Pictures don't belong in the copy; print all the records exactly.

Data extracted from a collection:
** start **

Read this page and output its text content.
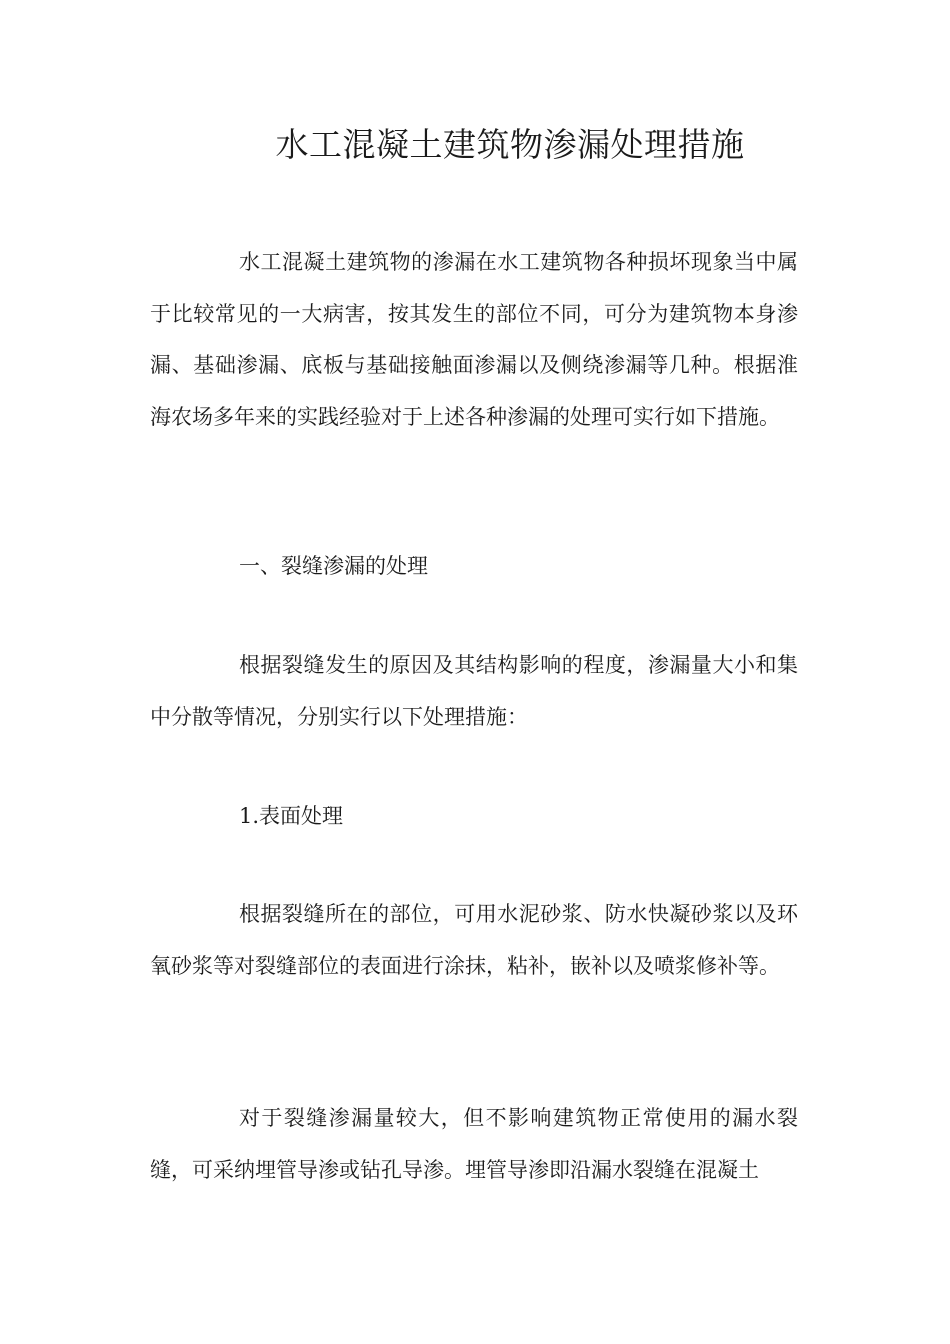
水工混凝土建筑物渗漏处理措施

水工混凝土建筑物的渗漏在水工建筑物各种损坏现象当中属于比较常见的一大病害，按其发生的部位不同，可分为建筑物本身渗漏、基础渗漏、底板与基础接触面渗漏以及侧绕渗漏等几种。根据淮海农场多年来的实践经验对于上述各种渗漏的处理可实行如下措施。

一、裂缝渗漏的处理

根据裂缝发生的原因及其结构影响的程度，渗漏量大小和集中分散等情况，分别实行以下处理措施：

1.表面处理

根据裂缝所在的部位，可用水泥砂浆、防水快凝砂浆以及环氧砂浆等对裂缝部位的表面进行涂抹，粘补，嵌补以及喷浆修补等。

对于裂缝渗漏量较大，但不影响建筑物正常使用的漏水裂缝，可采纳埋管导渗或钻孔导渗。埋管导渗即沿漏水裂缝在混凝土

** end **

▸ Solution for this task
Read this page and output its text content.
水工混凝土建筑物渗漏处理措施

水工混凝土建筑物的渗漏在水工建筑物各种损坏现象当中属于比较常见的一大病害，按其发生的部位不同，可分为建筑物本身渗漏、基础渗漏、底板与基础接触面渗漏以及侧绕渗漏等几种。根据淮海农场多年来的实践经验对于上述各种渗漏的处理可实行如下措施。

一、裂缝渗漏的处理

根据裂缝发生的原因及其结构影响的程度，渗漏量大小和集中分散等情况，分别实行以下处理措施：

1.表面处理

根据裂缝所在的部位，可用水泥砂浆、防水快凝砂浆以及环氧砂浆等对裂缝部位的表面进行涂抹，粘补，嵌补以及喷浆修补等。

对于裂缝渗漏量较大，但不影响建筑物正常使用的漏水裂缝，可采纳埋管导渗或钻孔导渗。埋管导渗即沿漏水裂缝在混凝土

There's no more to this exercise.